** BEGIN STORED ROWS **
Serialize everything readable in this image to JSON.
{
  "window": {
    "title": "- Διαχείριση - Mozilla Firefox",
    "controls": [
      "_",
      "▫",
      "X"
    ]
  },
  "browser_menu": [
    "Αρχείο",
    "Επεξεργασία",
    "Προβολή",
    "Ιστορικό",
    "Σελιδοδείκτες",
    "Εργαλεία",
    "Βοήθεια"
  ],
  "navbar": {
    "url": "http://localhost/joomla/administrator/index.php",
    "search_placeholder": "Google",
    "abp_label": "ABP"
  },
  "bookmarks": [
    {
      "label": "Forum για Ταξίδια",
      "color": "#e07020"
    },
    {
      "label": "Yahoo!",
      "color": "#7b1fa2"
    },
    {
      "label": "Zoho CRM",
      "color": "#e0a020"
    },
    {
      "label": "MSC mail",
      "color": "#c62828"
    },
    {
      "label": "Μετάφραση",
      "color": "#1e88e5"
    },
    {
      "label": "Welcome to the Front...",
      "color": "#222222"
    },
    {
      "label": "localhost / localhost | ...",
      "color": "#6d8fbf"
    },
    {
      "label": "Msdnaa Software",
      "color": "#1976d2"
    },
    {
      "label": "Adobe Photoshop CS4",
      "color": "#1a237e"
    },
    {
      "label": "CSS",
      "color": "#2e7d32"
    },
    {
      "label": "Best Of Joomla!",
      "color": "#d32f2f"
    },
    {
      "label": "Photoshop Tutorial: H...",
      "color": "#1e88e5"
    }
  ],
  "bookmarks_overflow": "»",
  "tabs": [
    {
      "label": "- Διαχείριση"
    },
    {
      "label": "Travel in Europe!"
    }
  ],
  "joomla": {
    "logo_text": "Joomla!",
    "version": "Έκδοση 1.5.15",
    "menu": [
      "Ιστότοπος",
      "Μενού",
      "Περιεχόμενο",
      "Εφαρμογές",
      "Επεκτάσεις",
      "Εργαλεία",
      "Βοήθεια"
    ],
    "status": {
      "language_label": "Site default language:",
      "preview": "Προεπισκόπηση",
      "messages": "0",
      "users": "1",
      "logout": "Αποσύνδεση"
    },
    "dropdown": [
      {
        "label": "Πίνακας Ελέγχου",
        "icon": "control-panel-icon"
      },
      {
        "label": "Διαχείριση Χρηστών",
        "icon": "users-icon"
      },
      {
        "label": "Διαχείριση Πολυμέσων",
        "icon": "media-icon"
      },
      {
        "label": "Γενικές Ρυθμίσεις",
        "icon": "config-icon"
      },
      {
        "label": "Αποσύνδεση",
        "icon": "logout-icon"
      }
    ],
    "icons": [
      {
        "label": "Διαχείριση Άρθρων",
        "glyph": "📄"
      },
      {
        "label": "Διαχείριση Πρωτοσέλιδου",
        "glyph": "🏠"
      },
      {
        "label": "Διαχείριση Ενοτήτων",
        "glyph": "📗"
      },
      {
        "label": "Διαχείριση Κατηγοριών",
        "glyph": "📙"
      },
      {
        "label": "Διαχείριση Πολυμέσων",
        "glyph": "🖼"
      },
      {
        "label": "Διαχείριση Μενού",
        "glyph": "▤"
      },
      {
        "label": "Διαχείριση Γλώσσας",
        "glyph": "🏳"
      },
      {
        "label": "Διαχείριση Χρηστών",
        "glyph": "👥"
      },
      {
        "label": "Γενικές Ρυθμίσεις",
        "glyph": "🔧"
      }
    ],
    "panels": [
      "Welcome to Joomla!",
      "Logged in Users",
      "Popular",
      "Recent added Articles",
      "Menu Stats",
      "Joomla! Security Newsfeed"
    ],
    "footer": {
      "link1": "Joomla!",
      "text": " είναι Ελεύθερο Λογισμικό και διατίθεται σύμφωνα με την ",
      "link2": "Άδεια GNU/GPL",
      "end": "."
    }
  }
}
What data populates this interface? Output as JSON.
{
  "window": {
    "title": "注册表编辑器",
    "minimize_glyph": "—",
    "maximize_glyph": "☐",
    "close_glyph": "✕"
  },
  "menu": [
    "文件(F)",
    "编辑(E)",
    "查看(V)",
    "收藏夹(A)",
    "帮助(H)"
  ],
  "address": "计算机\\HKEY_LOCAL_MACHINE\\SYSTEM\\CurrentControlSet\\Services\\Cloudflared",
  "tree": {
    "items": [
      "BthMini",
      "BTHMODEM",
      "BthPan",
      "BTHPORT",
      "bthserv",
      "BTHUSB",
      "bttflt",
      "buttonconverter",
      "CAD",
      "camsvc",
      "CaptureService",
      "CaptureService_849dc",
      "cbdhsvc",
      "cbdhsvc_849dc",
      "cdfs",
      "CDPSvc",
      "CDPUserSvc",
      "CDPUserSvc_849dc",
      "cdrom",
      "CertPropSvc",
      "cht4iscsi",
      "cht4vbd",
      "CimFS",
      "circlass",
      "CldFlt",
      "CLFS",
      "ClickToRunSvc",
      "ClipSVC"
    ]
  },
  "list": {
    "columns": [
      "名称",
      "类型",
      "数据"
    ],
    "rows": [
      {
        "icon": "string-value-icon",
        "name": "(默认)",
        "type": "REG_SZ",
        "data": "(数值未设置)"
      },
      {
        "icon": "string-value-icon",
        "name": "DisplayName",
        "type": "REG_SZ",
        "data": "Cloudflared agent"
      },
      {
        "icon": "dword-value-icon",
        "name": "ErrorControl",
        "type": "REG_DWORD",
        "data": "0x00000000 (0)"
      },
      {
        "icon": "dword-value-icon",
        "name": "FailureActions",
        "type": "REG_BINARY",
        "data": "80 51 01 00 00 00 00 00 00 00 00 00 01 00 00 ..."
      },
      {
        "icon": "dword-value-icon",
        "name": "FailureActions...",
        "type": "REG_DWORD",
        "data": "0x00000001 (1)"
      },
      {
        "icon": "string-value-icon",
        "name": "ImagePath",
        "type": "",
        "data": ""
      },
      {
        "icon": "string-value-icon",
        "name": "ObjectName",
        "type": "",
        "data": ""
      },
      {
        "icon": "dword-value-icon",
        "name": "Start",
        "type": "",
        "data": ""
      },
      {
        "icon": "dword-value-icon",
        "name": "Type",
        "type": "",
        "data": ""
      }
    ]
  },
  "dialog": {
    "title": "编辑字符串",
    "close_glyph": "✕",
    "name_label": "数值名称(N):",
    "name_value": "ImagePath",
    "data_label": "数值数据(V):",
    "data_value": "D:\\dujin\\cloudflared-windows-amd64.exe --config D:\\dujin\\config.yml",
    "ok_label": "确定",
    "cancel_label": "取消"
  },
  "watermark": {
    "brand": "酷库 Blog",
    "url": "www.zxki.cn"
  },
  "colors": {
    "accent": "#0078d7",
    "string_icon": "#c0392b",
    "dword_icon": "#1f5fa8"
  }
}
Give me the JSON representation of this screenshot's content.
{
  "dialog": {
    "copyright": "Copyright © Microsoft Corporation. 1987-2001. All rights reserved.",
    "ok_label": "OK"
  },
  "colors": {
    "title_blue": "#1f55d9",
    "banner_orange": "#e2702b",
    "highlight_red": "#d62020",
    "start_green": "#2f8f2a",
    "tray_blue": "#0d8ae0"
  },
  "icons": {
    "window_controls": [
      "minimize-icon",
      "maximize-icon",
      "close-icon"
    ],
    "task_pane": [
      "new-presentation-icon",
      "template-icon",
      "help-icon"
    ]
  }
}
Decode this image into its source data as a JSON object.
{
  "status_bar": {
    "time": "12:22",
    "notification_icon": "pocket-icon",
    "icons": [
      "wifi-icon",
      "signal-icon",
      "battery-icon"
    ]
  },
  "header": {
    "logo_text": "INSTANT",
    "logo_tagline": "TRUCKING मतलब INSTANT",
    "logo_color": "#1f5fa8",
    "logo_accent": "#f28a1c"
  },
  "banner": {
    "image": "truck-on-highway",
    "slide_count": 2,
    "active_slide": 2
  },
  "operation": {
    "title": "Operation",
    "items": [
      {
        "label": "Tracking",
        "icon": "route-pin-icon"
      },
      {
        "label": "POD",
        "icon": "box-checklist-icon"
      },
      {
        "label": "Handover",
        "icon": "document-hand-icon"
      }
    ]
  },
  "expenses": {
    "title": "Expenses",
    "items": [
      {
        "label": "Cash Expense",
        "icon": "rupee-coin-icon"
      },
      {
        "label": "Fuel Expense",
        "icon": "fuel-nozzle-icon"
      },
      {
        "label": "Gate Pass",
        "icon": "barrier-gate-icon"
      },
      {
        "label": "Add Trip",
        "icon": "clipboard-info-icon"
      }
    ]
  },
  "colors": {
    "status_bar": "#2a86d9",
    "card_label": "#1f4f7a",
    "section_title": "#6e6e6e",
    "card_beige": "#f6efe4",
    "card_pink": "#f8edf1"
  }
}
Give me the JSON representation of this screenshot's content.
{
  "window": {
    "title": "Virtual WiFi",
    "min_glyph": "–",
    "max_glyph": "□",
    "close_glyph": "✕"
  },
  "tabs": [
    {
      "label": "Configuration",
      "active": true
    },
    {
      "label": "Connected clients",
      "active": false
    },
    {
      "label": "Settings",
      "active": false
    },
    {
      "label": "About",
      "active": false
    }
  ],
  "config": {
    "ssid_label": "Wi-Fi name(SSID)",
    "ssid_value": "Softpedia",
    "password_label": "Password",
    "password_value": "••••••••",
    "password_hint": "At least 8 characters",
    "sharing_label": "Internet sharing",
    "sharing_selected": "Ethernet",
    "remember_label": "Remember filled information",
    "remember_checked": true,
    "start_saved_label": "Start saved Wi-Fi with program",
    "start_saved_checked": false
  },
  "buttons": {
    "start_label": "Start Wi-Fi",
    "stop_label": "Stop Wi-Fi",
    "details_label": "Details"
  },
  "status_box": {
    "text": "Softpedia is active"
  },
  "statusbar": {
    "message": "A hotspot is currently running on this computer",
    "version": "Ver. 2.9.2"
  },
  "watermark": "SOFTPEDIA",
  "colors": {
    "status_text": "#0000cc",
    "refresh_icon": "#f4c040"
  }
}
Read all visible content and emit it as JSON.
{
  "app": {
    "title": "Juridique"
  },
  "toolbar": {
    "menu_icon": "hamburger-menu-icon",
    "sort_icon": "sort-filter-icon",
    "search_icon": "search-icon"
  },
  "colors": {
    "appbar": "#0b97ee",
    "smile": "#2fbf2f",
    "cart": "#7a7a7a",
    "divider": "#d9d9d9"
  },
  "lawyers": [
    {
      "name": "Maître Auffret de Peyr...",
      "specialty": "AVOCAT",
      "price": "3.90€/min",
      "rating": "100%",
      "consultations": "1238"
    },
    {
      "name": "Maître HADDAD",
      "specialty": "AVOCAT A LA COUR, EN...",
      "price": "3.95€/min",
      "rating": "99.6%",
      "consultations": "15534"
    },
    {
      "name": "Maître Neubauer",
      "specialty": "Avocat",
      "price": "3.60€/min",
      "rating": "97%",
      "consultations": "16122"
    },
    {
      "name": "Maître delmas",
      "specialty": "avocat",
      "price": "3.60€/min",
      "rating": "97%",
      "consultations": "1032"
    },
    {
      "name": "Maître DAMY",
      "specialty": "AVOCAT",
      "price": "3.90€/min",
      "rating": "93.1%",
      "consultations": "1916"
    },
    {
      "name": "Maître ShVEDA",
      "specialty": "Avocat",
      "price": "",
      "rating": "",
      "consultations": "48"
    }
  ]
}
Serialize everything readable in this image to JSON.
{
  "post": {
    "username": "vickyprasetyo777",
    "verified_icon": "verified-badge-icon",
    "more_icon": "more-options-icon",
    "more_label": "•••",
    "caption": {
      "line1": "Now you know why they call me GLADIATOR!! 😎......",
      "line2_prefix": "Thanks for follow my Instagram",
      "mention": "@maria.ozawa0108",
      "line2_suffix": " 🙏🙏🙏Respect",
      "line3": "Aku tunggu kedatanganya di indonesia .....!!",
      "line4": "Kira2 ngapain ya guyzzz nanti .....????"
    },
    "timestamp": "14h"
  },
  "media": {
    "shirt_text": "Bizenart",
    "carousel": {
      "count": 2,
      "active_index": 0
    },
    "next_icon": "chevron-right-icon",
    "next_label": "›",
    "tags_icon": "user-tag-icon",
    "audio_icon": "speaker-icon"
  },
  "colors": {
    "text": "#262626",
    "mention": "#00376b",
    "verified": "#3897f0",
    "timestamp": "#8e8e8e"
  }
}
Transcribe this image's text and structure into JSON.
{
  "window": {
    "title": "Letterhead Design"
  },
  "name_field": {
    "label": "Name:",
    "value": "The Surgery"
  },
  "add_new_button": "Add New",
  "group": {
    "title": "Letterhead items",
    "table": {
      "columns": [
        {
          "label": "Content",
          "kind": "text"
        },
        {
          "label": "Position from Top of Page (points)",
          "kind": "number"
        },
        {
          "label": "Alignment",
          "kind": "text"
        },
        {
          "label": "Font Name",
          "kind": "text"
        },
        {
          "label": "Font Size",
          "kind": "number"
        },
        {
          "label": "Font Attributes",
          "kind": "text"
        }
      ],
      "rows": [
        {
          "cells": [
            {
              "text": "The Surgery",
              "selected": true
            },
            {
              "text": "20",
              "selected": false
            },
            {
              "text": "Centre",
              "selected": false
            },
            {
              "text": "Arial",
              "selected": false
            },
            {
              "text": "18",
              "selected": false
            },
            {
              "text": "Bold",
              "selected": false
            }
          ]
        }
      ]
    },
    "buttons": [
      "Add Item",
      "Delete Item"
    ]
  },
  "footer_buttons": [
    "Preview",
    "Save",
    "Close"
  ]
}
** END STORED ROWS **
[GIVEN EXERCISE] From the entries above, list each line with "Maître" in it.

[SOLUTION TO THE PROBLEM]
      "name": "Maître Auffret de Peyr...",
      "name": "Maître HADDAD",
      "name": "Maître Neubauer",
      "name": "Maître delmas",
      "name": "Maître DAMY",
      "name": "Maître ShVEDA",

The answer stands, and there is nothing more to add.